УСЛОВИЕ ЗАДАНИЯ - Воспроизведите без изменений часть отрывка о Достоевском и Врангеле, начиная со слов «Нужно было наконец» и до слов «двум остзейским баронам.» включительно.

ВЫБРАННЫЙ ОТРЫВОК -
<<<<

И все-таки даже в те дни бывали и иные мгновения: случалось, Достоевский и Врангель «в теплые вечера растягивались на траве и, лежа на спине, глядели на мириады звезд, мерцавших из синей глубины неба. Эти минуты успокаивали его. Созерцание величия творца, всеведущей, всемогущей божеской силы наводило на нас какое-то умиление, сознание нашего ничтожества как-то смиряло наш дух». Возможно, что Врангель не совсем точно запомнил или сумел передать состояние Достоевского. Во всяком случае, сам писатель через двадцать лет, размышляя о гётевском Вертере, быть может, вспоминал именно эта, запавшие на всю жизнь собственные впечатления и вспоминал существенно иначе: «Самоубийца Вертер, кончая с жизнью... жалеет, что не увидит более «прекрасного созвездия Большой Медведицы», и прощается с ним... Чем же так дороги были молодому Вертеру эти созвездия? Тем, что он сознавал, каждый раз созерцая их, что он вовсе не атом и не ничто перед ними, что вся эта бездна таинственных чудес божьих вовсе не выше его мысли, не выше его сознания, не выше идеала красоты, заключенного в душе его, а стало быть, равна ему и роднит его с бесконечностью бытия... и что за все счастие чувствовать эту великую мысль, открывшуюся ему: кто он? — он обязан лишь своему лику человеческому.
«Великий Дух, благодарю Тебя за лик человеческий, Тобою данный мне». Вот какова должна была быть молитва великого Гёте во всю жизнь его».
О религии они с Врангелем говорили мало. Достоевский «был скорее набожен, но в церковь ходил редко и попов, особенно сибирских, не любил. Говорил о Христе с восторгом. Манера его речи была очень своеобразная. Вообще он говорил негромко, зачастую начинал чуть не шепотом, но чем больше он воодушевлялся, тем голос его поднимался звучнее и звучнее, а в минуты особого волнения он, говоря, как-то захлебывался и приковывал внимание своего слушателя страстностью речи. Чудные минуты пережил я с ним», — свидетельствует Александр Егорович Врангель. Говорили о политике, о видах на будущее. Достоевский не скрывал своих взглядов от нового друга. «...политический переворот в России пока немыслим», — убеждал он, и даже преждевремен, ибо массы не готовы к нему; о конституции же при невежестве народа — не только политическом, но и в смысле грамотности — и думать смешно: не конституция, нужная лишь кучке либералов, но освобождение народа от крепостного ярма и его духовное просвещение — вот что должно быть первой и главной заботой России и каждого патриотически мыслящего ее гражданина.
Нужно было наконец думать и о себе, беспомощность угнетала его. И он решается на отчаянный ход: пишет стихи «На смерть Николая I» и «На день рождения императрицы Александры Федоровны», пытается передать их по инстанции на имя военного губернатора областей степных киргизов Густава Христиановича Гасфорта, с которым уже переговорил Врангель, прося его отослать стихи вдовствующей императрице, матери Александра II. Гасфорт в просьбе отказал, но Александр Егорович советовал Достоевскому не унывать: авось удастся еще договориться двум остзейским баронам.

>>>>

ИСХОДНЫЕ ЗАПИСИ -
<<<<

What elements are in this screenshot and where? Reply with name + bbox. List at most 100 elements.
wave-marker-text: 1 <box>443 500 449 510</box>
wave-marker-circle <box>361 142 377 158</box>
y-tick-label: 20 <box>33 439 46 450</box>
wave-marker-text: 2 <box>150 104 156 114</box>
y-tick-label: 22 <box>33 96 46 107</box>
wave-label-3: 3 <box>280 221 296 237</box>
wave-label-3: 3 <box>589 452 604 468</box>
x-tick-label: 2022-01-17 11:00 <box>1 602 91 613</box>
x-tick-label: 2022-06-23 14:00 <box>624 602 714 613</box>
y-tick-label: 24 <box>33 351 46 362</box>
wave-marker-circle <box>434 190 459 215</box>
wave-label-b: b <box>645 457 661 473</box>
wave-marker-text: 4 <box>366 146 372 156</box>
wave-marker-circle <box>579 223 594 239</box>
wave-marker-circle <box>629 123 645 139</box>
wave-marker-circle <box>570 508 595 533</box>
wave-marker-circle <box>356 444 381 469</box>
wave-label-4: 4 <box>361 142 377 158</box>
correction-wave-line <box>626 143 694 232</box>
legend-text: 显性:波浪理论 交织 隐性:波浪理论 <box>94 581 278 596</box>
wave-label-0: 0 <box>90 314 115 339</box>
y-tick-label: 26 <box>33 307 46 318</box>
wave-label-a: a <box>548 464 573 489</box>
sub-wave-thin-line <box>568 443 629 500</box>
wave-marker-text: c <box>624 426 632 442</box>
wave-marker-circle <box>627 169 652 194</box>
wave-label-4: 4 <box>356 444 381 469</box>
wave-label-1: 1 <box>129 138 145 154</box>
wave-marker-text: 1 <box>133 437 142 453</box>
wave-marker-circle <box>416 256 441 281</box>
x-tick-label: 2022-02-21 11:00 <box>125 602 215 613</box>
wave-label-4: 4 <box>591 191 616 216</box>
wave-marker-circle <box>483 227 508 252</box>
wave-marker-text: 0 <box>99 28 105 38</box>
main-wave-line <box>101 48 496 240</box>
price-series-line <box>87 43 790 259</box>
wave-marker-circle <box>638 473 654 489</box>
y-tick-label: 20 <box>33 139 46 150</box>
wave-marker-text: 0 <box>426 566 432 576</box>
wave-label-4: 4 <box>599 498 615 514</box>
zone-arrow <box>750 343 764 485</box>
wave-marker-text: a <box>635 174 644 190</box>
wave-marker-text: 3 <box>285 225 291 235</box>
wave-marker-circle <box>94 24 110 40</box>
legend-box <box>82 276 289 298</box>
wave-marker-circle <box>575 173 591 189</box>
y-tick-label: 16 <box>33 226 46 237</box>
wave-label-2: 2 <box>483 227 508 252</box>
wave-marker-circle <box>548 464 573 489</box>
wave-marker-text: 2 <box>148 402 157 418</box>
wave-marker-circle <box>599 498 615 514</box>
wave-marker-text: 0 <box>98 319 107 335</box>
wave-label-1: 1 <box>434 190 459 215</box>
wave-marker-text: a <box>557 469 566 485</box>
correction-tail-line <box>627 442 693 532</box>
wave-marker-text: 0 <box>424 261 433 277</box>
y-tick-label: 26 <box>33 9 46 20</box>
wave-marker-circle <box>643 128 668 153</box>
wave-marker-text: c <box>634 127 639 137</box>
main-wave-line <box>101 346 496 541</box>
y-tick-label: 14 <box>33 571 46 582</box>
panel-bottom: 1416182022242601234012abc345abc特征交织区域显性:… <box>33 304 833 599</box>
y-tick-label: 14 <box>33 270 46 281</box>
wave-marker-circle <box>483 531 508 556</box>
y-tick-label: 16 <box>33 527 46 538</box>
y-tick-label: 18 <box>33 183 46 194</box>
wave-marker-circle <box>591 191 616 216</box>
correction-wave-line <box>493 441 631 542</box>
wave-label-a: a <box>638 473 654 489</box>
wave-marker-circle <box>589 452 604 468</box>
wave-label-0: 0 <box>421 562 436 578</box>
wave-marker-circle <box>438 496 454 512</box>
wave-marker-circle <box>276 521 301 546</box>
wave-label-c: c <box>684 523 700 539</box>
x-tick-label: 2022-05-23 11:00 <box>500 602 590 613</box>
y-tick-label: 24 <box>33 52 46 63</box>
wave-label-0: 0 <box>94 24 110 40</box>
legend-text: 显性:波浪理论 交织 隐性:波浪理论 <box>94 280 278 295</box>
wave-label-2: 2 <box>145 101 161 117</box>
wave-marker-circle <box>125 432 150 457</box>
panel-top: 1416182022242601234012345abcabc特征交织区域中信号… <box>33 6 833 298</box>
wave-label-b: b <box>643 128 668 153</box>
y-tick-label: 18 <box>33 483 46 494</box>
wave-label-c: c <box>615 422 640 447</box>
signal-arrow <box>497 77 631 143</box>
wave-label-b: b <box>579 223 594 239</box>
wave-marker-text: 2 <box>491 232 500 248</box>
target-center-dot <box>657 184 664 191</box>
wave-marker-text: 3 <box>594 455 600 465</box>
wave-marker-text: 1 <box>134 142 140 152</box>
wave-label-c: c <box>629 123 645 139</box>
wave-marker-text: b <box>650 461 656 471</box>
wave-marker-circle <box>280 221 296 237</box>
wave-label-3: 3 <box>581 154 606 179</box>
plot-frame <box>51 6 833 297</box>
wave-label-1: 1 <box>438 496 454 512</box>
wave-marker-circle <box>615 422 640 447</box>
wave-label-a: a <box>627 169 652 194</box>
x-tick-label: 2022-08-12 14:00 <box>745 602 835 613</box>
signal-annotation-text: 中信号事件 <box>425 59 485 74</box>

>>>>

ВЫПОЛНЕННОЕ ЗАДАНИЕ -
Нужно было наконец думать и о себе, беспомощность угнетала его. И он решается на отчаянный ход: пишет стихи «На смерть Николая I» и «На день рождения императрицы Александры Федоровны», пытается передать их по инстанции на имя военного губернатора областей степных киргизов Густава Христиановича Гасфорта, с которым уже переговорил Врангель, прося его отослать стихи вдовствующей императрице, матери Александра II. Гасфорт в просьбе отказал, но Александр Егорович советовал Достоевскому не унывать: авось удастся еще договориться двум остзейским баронам.